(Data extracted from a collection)
# # # # #

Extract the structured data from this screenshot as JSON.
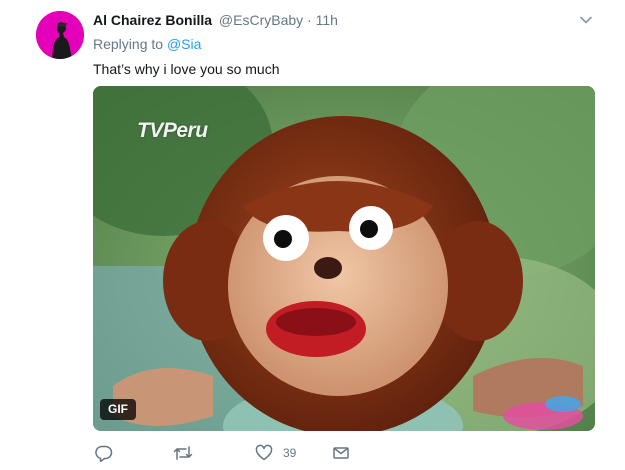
{
  "tweet": {
    "author_name": "Al Chairez Bonilla",
    "author_handle": "@EsCryBaby",
    "separator": "·",
    "time": "11h",
    "replying_prefix": "Replying to",
    "replying_to": "@Sia",
    "text": "That’s why i love you so much"
  },
  "media": {
    "watermark": "TVPeru",
    "badge": "GIF"
  },
  "actions": {
    "reply_icon": "reply-icon",
    "retweet_icon": "retweet-icon",
    "like_icon": "heart-icon",
    "like_count": "39",
    "dm_icon": "envelope-icon"
  },
  "colors": {
    "link": "#1da1f2",
    "secondary_text": "#657786",
    "avatar_bg": "#e400b8"
  }
}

# # # # #

# WHAT YOU ARE ASKED TO DO
Considering only the records above, state the number of lines that include the word "icon", with nothing added.

# THE RESULT
4